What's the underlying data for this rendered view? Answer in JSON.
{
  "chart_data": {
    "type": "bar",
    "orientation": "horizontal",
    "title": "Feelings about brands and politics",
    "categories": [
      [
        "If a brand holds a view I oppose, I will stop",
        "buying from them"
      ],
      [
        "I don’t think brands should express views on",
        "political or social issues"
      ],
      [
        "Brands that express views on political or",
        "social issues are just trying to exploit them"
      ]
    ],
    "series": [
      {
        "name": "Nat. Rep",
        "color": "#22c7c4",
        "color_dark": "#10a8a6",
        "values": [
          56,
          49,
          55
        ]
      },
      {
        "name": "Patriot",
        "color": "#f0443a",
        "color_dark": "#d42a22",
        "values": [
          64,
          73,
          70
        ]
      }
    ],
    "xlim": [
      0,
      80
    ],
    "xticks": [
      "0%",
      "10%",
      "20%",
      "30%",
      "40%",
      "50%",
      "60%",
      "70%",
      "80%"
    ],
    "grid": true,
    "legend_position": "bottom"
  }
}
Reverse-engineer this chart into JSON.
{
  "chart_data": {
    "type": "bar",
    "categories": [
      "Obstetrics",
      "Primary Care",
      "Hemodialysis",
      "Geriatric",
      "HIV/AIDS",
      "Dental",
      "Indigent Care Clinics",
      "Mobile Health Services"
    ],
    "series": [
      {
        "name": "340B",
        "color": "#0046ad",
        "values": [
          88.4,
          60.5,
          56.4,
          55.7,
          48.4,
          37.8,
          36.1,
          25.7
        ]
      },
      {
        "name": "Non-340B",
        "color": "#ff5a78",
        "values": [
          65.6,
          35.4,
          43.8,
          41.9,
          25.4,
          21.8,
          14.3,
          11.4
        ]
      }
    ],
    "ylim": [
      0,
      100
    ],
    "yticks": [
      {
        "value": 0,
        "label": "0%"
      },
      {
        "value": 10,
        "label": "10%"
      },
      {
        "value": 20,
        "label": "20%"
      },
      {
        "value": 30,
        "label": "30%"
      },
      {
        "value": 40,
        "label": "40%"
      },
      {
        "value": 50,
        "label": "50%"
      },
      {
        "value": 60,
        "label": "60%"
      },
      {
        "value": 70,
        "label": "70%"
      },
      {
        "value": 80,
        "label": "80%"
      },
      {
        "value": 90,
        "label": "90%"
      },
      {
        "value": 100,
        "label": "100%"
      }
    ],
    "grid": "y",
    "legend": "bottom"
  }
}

SET EXERCISE:
Write out the whole listing again. Match it word for word.

REPLY:
What's the underlying data for this rendered view? Answer in JSON.
{
  "chart_data": {
    "type": "bar",
    "orientation": "horizontal",
    "title": "Feelings about brands and politics",
    "categories": [
      [
        "If a brand holds a view I oppose, I will stop",
        "buying from them"
      ],
      [
        "I don’t think brands should express views on",
        "political or social issues"
      ],
      [
        "Brands that express views on political or",
        "social issues are just trying to exploit them"
      ]
    ],
    "series": [
      {
        "name": "Nat. Rep",
        "color": "#22c7c4",
        "color_dark": "#10a8a6",
        "values": [
          56,
          49,
          55
        ]
      },
      {
        "name": "Patriot",
        "color": "#f0443a",
        "color_dark": "#d42a22",
        "values": [
          64,
          73,
          70
        ]
      }
    ],
    "xlim": [
      0,
      80
    ],
    "xticks": [
      "0%",
      "10%",
      "20%",
      "30%",
      "40%",
      "50%",
      "60%",
      "70%",
      "80%"
    ],
    "grid": true,
    "legend_position": "bottom"
  }
}
Reverse-engineer this chart into JSON.
{
  "chart_data": {
    "type": "bar",
    "categories": [
      "Obstetrics",
      "Primary Care",
      "Hemodialysis",
      "Geriatric",
      "HIV/AIDS",
      "Dental",
      "Indigent Care Clinics",
      "Mobile Health Services"
    ],
    "series": [
      {
        "name": "340B",
        "color": "#0046ad",
        "values": [
          88.4,
          60.5,
          56.4,
          55.7,
          48.4,
          37.8,
          36.1,
          25.7
        ]
      },
      {
        "name": "Non-340B",
        "color": "#ff5a78",
        "values": [
          65.6,
          35.4,
          43.8,
          41.9,
          25.4,
          21.8,
          14.3,
          11.4
        ]
      }
    ],
    "ylim": [
      0,
      100
    ],
    "yticks": [
      {
        "value": 0,
        "label": "0%"
      },
      {
        "value": 10,
        "label": "10%"
      },
      {
        "value": 20,
        "label": "20%"
      },
      {
        "value": 30,
        "label": "30%"
      },
      {
        "value": 40,
        "label": "40%"
      },
      {
        "value": 50,
        "label": "50%"
      },
      {
        "value": 60,
        "label": "60%"
      },
      {
        "value": 70,
        "label": "70%"
      },
      {
        "value": 80,
        "label": "80%"
      },
      {
        "value": 90,
        "label": "90%"
      },
      {
        "value": 100,
        "label": "100%"
      }
    ],
    "grid": "y",
    "legend": "bottom"
  }
}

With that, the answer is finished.